Figure dataset records
--
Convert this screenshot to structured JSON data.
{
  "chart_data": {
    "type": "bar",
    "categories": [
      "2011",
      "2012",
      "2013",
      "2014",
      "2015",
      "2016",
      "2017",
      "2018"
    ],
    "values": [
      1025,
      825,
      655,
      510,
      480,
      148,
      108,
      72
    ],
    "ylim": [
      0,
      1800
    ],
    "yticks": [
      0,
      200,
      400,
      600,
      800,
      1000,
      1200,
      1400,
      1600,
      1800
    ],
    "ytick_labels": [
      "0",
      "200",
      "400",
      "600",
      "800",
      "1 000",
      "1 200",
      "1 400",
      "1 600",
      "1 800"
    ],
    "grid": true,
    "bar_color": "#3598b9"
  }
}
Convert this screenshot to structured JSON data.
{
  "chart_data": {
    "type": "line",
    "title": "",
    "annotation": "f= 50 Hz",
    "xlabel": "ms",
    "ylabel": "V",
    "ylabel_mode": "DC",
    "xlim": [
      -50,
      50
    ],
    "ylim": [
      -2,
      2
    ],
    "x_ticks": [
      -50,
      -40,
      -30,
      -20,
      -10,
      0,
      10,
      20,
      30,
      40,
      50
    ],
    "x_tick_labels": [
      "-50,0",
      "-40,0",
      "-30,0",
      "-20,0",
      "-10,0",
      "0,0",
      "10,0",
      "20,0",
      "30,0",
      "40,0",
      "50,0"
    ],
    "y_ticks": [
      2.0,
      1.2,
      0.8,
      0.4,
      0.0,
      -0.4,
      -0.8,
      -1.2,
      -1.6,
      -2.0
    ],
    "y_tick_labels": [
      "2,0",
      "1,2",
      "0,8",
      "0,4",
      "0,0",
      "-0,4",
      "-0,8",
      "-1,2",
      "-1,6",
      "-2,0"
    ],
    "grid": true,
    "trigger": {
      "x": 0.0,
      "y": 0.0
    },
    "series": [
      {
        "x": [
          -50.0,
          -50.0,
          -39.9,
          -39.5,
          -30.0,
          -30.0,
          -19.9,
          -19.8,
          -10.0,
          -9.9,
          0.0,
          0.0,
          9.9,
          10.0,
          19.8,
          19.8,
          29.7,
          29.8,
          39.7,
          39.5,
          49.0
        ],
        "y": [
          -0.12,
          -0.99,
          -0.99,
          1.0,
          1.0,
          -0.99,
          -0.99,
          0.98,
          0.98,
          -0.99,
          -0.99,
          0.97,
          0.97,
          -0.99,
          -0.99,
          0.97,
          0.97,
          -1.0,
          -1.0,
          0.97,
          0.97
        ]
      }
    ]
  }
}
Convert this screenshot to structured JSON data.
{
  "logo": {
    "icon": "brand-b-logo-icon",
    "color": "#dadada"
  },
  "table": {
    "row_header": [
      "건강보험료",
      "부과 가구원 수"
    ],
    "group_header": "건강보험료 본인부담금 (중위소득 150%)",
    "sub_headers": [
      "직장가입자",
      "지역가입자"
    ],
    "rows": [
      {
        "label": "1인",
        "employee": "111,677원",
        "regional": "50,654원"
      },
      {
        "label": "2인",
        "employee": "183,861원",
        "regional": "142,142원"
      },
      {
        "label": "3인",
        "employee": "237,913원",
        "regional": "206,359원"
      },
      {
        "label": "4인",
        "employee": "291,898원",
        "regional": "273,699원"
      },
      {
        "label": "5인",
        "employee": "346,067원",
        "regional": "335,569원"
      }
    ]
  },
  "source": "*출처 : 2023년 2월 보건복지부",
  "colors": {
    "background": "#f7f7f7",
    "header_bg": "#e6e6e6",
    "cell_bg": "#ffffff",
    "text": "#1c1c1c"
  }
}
--
Stated problem:
Here, the records must be output exactly and in full.

Result below:
Convert this screenshot to structured JSON data.
{
  "chart_data": {
    "type": "bar",
    "categories": [
      "2011",
      "2012",
      "2013",
      "2014",
      "2015",
      "2016",
      "2017",
      "2018"
    ],
    "values": [
      1025,
      825,
      655,
      510,
      480,
      148,
      108,
      72
    ],
    "ylim": [
      0,
      1800
    ],
    "yticks": [
      0,
      200,
      400,
      600,
      800,
      1000,
      1200,
      1400,
      1600,
      1800
    ],
    "ytick_labels": [
      "0",
      "200",
      "400",
      "600",
      "800",
      "1 000",
      "1 200",
      "1 400",
      "1 600",
      "1 800"
    ],
    "grid": true,
    "bar_color": "#3598b9"
  }
}
Convert this screenshot to structured JSON data.
{
  "chart_data": {
    "type": "line",
    "title": "",
    "annotation": "f= 50 Hz",
    "xlabel": "ms",
    "ylabel": "V",
    "ylabel_mode": "DC",
    "xlim": [
      -50,
      50
    ],
    "ylim": [
      -2,
      2
    ],
    "x_ticks": [
      -50,
      -40,
      -30,
      -20,
      -10,
      0,
      10,
      20,
      30,
      40,
      50
    ],
    "x_tick_labels": [
      "-50,0",
      "-40,0",
      "-30,0",
      "-20,0",
      "-10,0",
      "0,0",
      "10,0",
      "20,0",
      "30,0",
      "40,0",
      "50,0"
    ],
    "y_ticks": [
      2.0,
      1.2,
      0.8,
      0.4,
      0.0,
      -0.4,
      -0.8,
      -1.2,
      -1.6,
      -2.0
    ],
    "y_tick_labels": [
      "2,0",
      "1,2",
      "0,8",
      "0,4",
      "0,0",
      "-0,4",
      "-0,8",
      "-1,2",
      "-1,6",
      "-2,0"
    ],
    "grid": true,
    "trigger": {
      "x": 0.0,
      "y": 0.0
    },
    "series": [
      {
        "x": [
          -50.0,
          -50.0,
          -39.9,
          -39.5,
          -30.0,
          -30.0,
          -19.9,
          -19.8,
          -10.0,
          -9.9,
          0.0,
          0.0,
          9.9,
          10.0,
          19.8,
          19.8,
          29.7,
          29.8,
          39.7,
          39.5,
          49.0
        ],
        "y": [
          -0.12,
          -0.99,
          -0.99,
          1.0,
          1.0,
          -0.99,
          -0.99,
          0.98,
          0.98,
          -0.99,
          -0.99,
          0.97,
          0.97,
          -0.99,
          -0.99,
          0.97,
          0.97,
          -1.0,
          -1.0,
          0.97,
          0.97
        ]
      }
    ]
  }
}
Convert this screenshot to structured JSON data.
{
  "logo": {
    "icon": "brand-b-logo-icon",
    "color": "#dadada"
  },
  "table": {
    "row_header": [
      "건강보험료",
      "부과 가구원 수"
    ],
    "group_header": "건강보험료 본인부담금 (중위소득 150%)",
    "sub_headers": [
      "직장가입자",
      "지역가입자"
    ],
    "rows": [
      {
        "label": "1인",
        "employee": "111,677원",
        "regional": "50,654원"
      },
      {
        "label": "2인",
        "employee": "183,861원",
        "regional": "142,142원"
      },
      {
        "label": "3인",
        "employee": "237,913원",
        "regional": "206,359원"
      },
      {
        "label": "4인",
        "employee": "291,898원",
        "regional": "273,699원"
      },
      {
        "label": "5인",
        "employee": "346,067원",
        "regional": "335,569원"
      }
    ]
  },
  "source": "*출처 : 2023년 2월 보건복지부",
  "colors": {
    "background": "#f7f7f7",
    "header_bg": "#e6e6e6",
    "cell_bg": "#ffffff",
    "text": "#1c1c1c"
  }
}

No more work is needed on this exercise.